## BEGIN

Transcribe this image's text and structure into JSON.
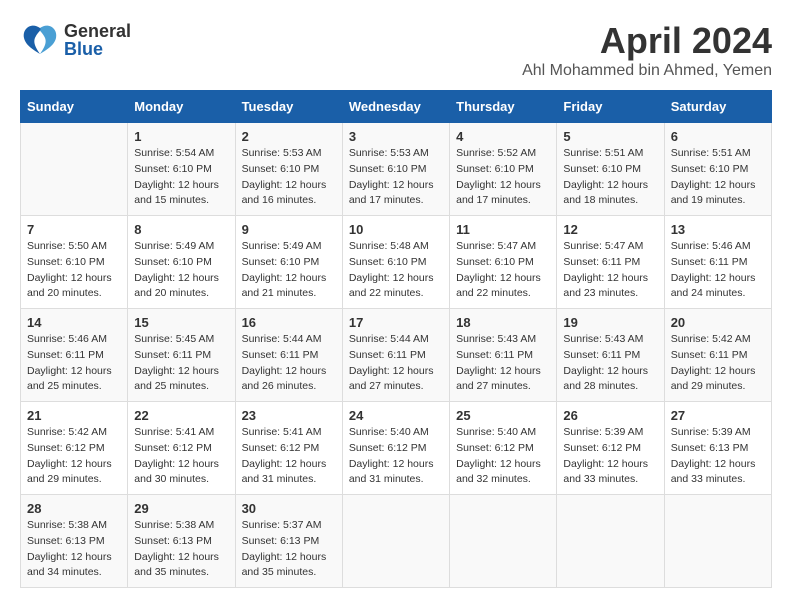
{
  "header": {
    "logo_general": "General",
    "logo_blue": "Blue",
    "title": "April 2024",
    "subtitle": "Ahl Mohammed bin Ahmed, Yemen"
  },
  "columns": [
    "Sunday",
    "Monday",
    "Tuesday",
    "Wednesday",
    "Thursday",
    "Friday",
    "Saturday"
  ],
  "weeks": [
    [
      {
        "day": "",
        "info": ""
      },
      {
        "day": "1",
        "info": "Sunrise: 5:54 AM\nSunset: 6:10 PM\nDaylight: 12 hours\nand 15 minutes."
      },
      {
        "day": "2",
        "info": "Sunrise: 5:53 AM\nSunset: 6:10 PM\nDaylight: 12 hours\nand 16 minutes."
      },
      {
        "day": "3",
        "info": "Sunrise: 5:53 AM\nSunset: 6:10 PM\nDaylight: 12 hours\nand 17 minutes."
      },
      {
        "day": "4",
        "info": "Sunrise: 5:52 AM\nSunset: 6:10 PM\nDaylight: 12 hours\nand 17 minutes."
      },
      {
        "day": "5",
        "info": "Sunrise: 5:51 AM\nSunset: 6:10 PM\nDaylight: 12 hours\nand 18 minutes."
      },
      {
        "day": "6",
        "info": "Sunrise: 5:51 AM\nSunset: 6:10 PM\nDaylight: 12 hours\nand 19 minutes."
      }
    ],
    [
      {
        "day": "7",
        "info": "Sunrise: 5:50 AM\nSunset: 6:10 PM\nDaylight: 12 hours\nand 20 minutes."
      },
      {
        "day": "8",
        "info": "Sunrise: 5:49 AM\nSunset: 6:10 PM\nDaylight: 12 hours\nand 20 minutes."
      },
      {
        "day": "9",
        "info": "Sunrise: 5:49 AM\nSunset: 6:10 PM\nDaylight: 12 hours\nand 21 minutes."
      },
      {
        "day": "10",
        "info": "Sunrise: 5:48 AM\nSunset: 6:10 PM\nDaylight: 12 hours\nand 22 minutes."
      },
      {
        "day": "11",
        "info": "Sunrise: 5:47 AM\nSunset: 6:10 PM\nDaylight: 12 hours\nand 22 minutes."
      },
      {
        "day": "12",
        "info": "Sunrise: 5:47 AM\nSunset: 6:11 PM\nDaylight: 12 hours\nand 23 minutes."
      },
      {
        "day": "13",
        "info": "Sunrise: 5:46 AM\nSunset: 6:11 PM\nDaylight: 12 hours\nand 24 minutes."
      }
    ],
    [
      {
        "day": "14",
        "info": "Sunrise: 5:46 AM\nSunset: 6:11 PM\nDaylight: 12 hours\nand 25 minutes."
      },
      {
        "day": "15",
        "info": "Sunrise: 5:45 AM\nSunset: 6:11 PM\nDaylight: 12 hours\nand 25 minutes."
      },
      {
        "day": "16",
        "info": "Sunrise: 5:44 AM\nSunset: 6:11 PM\nDaylight: 12 hours\nand 26 minutes."
      },
      {
        "day": "17",
        "info": "Sunrise: 5:44 AM\nSunset: 6:11 PM\nDaylight: 12 hours\nand 27 minutes."
      },
      {
        "day": "18",
        "info": "Sunrise: 5:43 AM\nSunset: 6:11 PM\nDaylight: 12 hours\nand 27 minutes."
      },
      {
        "day": "19",
        "info": "Sunrise: 5:43 AM\nSunset: 6:11 PM\nDaylight: 12 hours\nand 28 minutes."
      },
      {
        "day": "20",
        "info": "Sunrise: 5:42 AM\nSunset: 6:11 PM\nDaylight: 12 hours\nand 29 minutes."
      }
    ],
    [
      {
        "day": "21",
        "info": "Sunrise: 5:42 AM\nSunset: 6:12 PM\nDaylight: 12 hours\nand 29 minutes."
      },
      {
        "day": "22",
        "info": "Sunrise: 5:41 AM\nSunset: 6:12 PM\nDaylight: 12 hours\nand 30 minutes."
      },
      {
        "day": "23",
        "info": "Sunrise: 5:41 AM\nSunset: 6:12 PM\nDaylight: 12 hours\nand 31 minutes."
      },
      {
        "day": "24",
        "info": "Sunrise: 5:40 AM\nSunset: 6:12 PM\nDaylight: 12 hours\nand 31 minutes."
      },
      {
        "day": "25",
        "info": "Sunrise: 5:40 AM\nSunset: 6:12 PM\nDaylight: 12 hours\nand 32 minutes."
      },
      {
        "day": "26",
        "info": "Sunrise: 5:39 AM\nSunset: 6:12 PM\nDaylight: 12 hours\nand 33 minutes."
      },
      {
        "day": "27",
        "info": "Sunrise: 5:39 AM\nSunset: 6:13 PM\nDaylight: 12 hours\nand 33 minutes."
      }
    ],
    [
      {
        "day": "28",
        "info": "Sunrise: 5:38 AM\nSunset: 6:13 PM\nDaylight: 12 hours\nand 34 minutes."
      },
      {
        "day": "29",
        "info": "Sunrise: 5:38 AM\nSunset: 6:13 PM\nDaylight: 12 hours\nand 35 minutes."
      },
      {
        "day": "30",
        "info": "Sunrise: 5:37 AM\nSunset: 6:13 PM\nDaylight: 12 hours\nand 35 minutes."
      },
      {
        "day": "",
        "info": ""
      },
      {
        "day": "",
        "info": ""
      },
      {
        "day": "",
        "info": ""
      },
      {
        "day": "",
        "info": ""
      }
    ]
  ]
}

## END

Output every entry verbatim. Pictures do not belong in the copy.

Transcribe this image's text and structure into JSON.
{
  "header": {
    "logo_general": "General",
    "logo_blue": "Blue",
    "title": "April 2024",
    "subtitle": "Ahl Mohammed bin Ahmed, Yemen"
  },
  "columns": [
    "Sunday",
    "Monday",
    "Tuesday",
    "Wednesday",
    "Thursday",
    "Friday",
    "Saturday"
  ],
  "weeks": [
    [
      {
        "day": "",
        "info": ""
      },
      {
        "day": "1",
        "info": "Sunrise: 5:54 AM\nSunset: 6:10 PM\nDaylight: 12 hours\nand 15 minutes."
      },
      {
        "day": "2",
        "info": "Sunrise: 5:53 AM\nSunset: 6:10 PM\nDaylight: 12 hours\nand 16 minutes."
      },
      {
        "day": "3",
        "info": "Sunrise: 5:53 AM\nSunset: 6:10 PM\nDaylight: 12 hours\nand 17 minutes."
      },
      {
        "day": "4",
        "info": "Sunrise: 5:52 AM\nSunset: 6:10 PM\nDaylight: 12 hours\nand 17 minutes."
      },
      {
        "day": "5",
        "info": "Sunrise: 5:51 AM\nSunset: 6:10 PM\nDaylight: 12 hours\nand 18 minutes."
      },
      {
        "day": "6",
        "info": "Sunrise: 5:51 AM\nSunset: 6:10 PM\nDaylight: 12 hours\nand 19 minutes."
      }
    ],
    [
      {
        "day": "7",
        "info": "Sunrise: 5:50 AM\nSunset: 6:10 PM\nDaylight: 12 hours\nand 20 minutes."
      },
      {
        "day": "8",
        "info": "Sunrise: 5:49 AM\nSunset: 6:10 PM\nDaylight: 12 hours\nand 20 minutes."
      },
      {
        "day": "9",
        "info": "Sunrise: 5:49 AM\nSunset: 6:10 PM\nDaylight: 12 hours\nand 21 minutes."
      },
      {
        "day": "10",
        "info": "Sunrise: 5:48 AM\nSunset: 6:10 PM\nDaylight: 12 hours\nand 22 minutes."
      },
      {
        "day": "11",
        "info": "Sunrise: 5:47 AM\nSunset: 6:10 PM\nDaylight: 12 hours\nand 22 minutes."
      },
      {
        "day": "12",
        "info": "Sunrise: 5:47 AM\nSunset: 6:11 PM\nDaylight: 12 hours\nand 23 minutes."
      },
      {
        "day": "13",
        "info": "Sunrise: 5:46 AM\nSunset: 6:11 PM\nDaylight: 12 hours\nand 24 minutes."
      }
    ],
    [
      {
        "day": "14",
        "info": "Sunrise: 5:46 AM\nSunset: 6:11 PM\nDaylight: 12 hours\nand 25 minutes."
      },
      {
        "day": "15",
        "info": "Sunrise: 5:45 AM\nSunset: 6:11 PM\nDaylight: 12 hours\nand 25 minutes."
      },
      {
        "day": "16",
        "info": "Sunrise: 5:44 AM\nSunset: 6:11 PM\nDaylight: 12 hours\nand 26 minutes."
      },
      {
        "day": "17",
        "info": "Sunrise: 5:44 AM\nSunset: 6:11 PM\nDaylight: 12 hours\nand 27 minutes."
      },
      {
        "day": "18",
        "info": "Sunrise: 5:43 AM\nSunset: 6:11 PM\nDaylight: 12 hours\nand 27 minutes."
      },
      {
        "day": "19",
        "info": "Sunrise: 5:43 AM\nSunset: 6:11 PM\nDaylight: 12 hours\nand 28 minutes."
      },
      {
        "day": "20",
        "info": "Sunrise: 5:42 AM\nSunset: 6:11 PM\nDaylight: 12 hours\nand 29 minutes."
      }
    ],
    [
      {
        "day": "21",
        "info": "Sunrise: 5:42 AM\nSunset: 6:12 PM\nDaylight: 12 hours\nand 29 minutes."
      },
      {
        "day": "22",
        "info": "Sunrise: 5:41 AM\nSunset: 6:12 PM\nDaylight: 12 hours\nand 30 minutes."
      },
      {
        "day": "23",
        "info": "Sunrise: 5:41 AM\nSunset: 6:12 PM\nDaylight: 12 hours\nand 31 minutes."
      },
      {
        "day": "24",
        "info": "Sunrise: 5:40 AM\nSunset: 6:12 PM\nDaylight: 12 hours\nand 31 minutes."
      },
      {
        "day": "25",
        "info": "Sunrise: 5:40 AM\nSunset: 6:12 PM\nDaylight: 12 hours\nand 32 minutes."
      },
      {
        "day": "26",
        "info": "Sunrise: 5:39 AM\nSunset: 6:12 PM\nDaylight: 12 hours\nand 33 minutes."
      },
      {
        "day": "27",
        "info": "Sunrise: 5:39 AM\nSunset: 6:13 PM\nDaylight: 12 hours\nand 33 minutes."
      }
    ],
    [
      {
        "day": "28",
        "info": "Sunrise: 5:38 AM\nSunset: 6:13 PM\nDaylight: 12 hours\nand 34 minutes."
      },
      {
        "day": "29",
        "info": "Sunrise: 5:38 AM\nSunset: 6:13 PM\nDaylight: 12 hours\nand 35 minutes."
      },
      {
        "day": "30",
        "info": "Sunrise: 5:37 AM\nSunset: 6:13 PM\nDaylight: 12 hours\nand 35 minutes."
      },
      {
        "day": "",
        "info": ""
      },
      {
        "day": "",
        "info": ""
      },
      {
        "day": "",
        "info": ""
      },
      {
        "day": "",
        "info": ""
      }
    ]
  ]
}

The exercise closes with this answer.